╭──

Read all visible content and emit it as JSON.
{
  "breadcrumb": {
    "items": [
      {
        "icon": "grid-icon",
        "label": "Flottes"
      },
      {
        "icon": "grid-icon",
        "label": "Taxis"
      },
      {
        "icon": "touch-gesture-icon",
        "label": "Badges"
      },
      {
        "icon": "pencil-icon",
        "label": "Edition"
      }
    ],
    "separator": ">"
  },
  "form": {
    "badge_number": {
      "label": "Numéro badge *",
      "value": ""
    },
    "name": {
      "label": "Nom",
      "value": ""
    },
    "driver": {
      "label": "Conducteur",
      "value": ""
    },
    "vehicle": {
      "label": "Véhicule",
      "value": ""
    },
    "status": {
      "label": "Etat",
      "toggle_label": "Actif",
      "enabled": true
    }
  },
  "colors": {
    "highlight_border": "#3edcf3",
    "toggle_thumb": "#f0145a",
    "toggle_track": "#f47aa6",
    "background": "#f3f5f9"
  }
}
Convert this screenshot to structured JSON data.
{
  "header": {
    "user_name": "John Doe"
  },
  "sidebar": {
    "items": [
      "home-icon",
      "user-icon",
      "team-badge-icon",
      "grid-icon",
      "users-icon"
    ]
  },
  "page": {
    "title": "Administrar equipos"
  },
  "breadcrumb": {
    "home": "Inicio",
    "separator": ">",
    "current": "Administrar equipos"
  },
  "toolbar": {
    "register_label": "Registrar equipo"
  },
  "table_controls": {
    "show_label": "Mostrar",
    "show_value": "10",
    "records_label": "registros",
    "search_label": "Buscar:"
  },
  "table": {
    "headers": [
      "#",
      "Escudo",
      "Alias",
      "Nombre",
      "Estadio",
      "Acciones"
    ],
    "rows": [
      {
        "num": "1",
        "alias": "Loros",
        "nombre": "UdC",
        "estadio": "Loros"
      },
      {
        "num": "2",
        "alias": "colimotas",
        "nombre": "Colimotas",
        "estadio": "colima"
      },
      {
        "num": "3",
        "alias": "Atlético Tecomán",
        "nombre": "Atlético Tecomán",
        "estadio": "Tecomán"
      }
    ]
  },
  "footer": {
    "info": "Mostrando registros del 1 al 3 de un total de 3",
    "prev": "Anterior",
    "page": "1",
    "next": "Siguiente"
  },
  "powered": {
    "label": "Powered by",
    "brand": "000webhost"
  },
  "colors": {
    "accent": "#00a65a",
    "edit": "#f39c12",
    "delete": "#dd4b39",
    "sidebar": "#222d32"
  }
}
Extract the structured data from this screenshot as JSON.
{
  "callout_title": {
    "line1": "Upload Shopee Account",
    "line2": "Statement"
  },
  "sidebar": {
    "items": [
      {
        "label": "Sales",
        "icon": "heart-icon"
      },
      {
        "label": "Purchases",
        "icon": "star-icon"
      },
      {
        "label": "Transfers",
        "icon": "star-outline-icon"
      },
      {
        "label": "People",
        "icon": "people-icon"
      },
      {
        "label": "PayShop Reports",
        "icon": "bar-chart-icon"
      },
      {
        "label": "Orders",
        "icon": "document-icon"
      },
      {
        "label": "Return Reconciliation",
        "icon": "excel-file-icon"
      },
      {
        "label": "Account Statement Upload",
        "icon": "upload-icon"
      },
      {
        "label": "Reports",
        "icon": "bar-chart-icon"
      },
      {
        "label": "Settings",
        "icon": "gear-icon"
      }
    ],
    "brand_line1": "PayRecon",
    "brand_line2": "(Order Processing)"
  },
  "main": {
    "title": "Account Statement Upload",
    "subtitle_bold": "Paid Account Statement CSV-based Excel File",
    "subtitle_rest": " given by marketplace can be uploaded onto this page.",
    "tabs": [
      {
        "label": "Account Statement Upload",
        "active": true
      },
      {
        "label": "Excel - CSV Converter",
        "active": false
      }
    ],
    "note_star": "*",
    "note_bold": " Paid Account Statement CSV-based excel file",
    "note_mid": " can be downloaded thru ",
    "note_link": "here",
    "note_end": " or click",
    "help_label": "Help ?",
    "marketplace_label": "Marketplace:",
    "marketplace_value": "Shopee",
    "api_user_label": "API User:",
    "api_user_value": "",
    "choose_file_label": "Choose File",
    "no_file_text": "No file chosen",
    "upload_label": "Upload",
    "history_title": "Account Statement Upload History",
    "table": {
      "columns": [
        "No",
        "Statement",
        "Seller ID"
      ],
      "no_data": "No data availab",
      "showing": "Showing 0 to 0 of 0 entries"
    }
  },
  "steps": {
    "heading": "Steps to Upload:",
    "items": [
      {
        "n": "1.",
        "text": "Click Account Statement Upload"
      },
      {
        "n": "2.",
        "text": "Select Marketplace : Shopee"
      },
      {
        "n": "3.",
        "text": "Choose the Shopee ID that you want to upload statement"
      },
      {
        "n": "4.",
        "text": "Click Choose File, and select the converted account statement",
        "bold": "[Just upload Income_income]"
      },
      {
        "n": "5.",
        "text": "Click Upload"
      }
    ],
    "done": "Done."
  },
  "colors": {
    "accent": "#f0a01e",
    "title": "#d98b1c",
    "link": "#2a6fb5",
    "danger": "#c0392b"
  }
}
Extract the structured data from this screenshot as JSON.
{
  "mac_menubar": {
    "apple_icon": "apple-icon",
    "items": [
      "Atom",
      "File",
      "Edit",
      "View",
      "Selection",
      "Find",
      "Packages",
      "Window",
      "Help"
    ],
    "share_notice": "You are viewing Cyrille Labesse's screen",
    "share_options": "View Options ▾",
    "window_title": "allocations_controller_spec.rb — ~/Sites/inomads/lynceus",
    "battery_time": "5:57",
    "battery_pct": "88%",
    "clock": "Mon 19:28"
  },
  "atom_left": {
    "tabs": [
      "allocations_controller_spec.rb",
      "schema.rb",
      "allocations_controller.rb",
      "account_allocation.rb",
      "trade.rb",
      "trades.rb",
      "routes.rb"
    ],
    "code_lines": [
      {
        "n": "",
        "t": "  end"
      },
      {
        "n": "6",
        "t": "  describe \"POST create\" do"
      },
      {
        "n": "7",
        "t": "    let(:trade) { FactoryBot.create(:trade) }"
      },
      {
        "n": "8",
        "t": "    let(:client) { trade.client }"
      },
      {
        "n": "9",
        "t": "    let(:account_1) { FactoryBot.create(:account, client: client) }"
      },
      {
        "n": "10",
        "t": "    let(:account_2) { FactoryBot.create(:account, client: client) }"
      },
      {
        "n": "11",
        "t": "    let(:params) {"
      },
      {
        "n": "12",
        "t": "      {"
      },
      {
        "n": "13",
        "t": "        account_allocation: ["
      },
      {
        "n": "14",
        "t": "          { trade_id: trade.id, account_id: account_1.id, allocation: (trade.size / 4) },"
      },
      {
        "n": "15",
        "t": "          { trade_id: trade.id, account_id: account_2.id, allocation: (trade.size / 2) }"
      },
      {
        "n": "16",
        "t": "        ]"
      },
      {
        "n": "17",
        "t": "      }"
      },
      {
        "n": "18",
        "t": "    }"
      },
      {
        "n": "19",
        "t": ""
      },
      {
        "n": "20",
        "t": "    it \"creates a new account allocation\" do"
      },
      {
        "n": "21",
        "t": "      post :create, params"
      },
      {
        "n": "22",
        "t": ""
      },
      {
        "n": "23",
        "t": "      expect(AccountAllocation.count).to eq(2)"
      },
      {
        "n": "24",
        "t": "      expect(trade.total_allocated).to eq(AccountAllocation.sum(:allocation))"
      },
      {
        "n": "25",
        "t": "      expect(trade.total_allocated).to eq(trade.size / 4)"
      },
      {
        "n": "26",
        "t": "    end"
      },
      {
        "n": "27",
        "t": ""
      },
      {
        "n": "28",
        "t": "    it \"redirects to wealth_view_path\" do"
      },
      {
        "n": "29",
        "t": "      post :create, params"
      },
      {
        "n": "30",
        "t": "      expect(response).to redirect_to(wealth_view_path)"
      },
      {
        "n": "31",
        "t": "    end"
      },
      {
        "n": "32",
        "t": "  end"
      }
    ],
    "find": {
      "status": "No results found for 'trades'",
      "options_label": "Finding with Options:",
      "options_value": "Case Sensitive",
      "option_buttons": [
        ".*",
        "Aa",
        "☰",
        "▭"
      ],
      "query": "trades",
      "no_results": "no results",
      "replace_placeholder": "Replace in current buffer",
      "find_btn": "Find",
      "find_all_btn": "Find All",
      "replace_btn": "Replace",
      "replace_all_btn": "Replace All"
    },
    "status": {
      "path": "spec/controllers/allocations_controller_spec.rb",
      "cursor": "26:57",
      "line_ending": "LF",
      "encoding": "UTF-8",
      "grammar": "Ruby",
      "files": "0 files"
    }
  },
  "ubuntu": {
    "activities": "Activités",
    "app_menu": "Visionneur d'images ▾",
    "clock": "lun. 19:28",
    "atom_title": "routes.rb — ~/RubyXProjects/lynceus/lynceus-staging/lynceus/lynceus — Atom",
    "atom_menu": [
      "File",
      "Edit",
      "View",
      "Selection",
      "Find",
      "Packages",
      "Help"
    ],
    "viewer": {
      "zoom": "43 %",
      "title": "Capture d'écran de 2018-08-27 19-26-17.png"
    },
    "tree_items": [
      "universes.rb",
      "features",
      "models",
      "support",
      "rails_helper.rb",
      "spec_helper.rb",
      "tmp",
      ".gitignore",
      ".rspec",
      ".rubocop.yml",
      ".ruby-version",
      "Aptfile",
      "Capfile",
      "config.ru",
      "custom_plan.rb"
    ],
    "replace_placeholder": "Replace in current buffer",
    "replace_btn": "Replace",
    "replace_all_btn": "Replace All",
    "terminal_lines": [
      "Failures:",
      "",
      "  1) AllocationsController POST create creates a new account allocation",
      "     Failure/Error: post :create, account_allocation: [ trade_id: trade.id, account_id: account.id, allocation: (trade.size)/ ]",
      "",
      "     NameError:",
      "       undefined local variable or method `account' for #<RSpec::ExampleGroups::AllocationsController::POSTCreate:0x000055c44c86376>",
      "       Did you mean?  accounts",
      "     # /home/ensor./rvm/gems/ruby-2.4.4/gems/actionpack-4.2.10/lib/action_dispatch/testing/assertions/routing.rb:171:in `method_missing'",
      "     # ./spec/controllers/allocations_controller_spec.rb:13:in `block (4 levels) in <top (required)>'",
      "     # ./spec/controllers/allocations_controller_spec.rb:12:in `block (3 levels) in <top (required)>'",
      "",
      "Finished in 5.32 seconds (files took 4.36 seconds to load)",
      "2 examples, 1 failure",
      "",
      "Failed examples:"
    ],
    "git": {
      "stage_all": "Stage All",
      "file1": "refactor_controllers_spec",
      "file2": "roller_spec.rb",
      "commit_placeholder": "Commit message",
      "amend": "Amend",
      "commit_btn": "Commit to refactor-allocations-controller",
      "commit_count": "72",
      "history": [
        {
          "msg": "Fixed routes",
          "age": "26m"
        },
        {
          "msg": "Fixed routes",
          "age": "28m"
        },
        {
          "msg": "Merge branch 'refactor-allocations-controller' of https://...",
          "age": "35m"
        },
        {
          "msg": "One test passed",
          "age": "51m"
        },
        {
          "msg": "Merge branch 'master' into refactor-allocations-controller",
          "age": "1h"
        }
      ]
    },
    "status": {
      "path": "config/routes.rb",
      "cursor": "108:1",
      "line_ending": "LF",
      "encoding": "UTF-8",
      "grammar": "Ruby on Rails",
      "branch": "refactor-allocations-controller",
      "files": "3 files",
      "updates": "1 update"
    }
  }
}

╰──

From the entries above, collect every line with the string "files" in it.

      "files": "0 files"
      "Finished in 5.32 seconds (files took 4.36 seconds to load)",
      "files": "3 files",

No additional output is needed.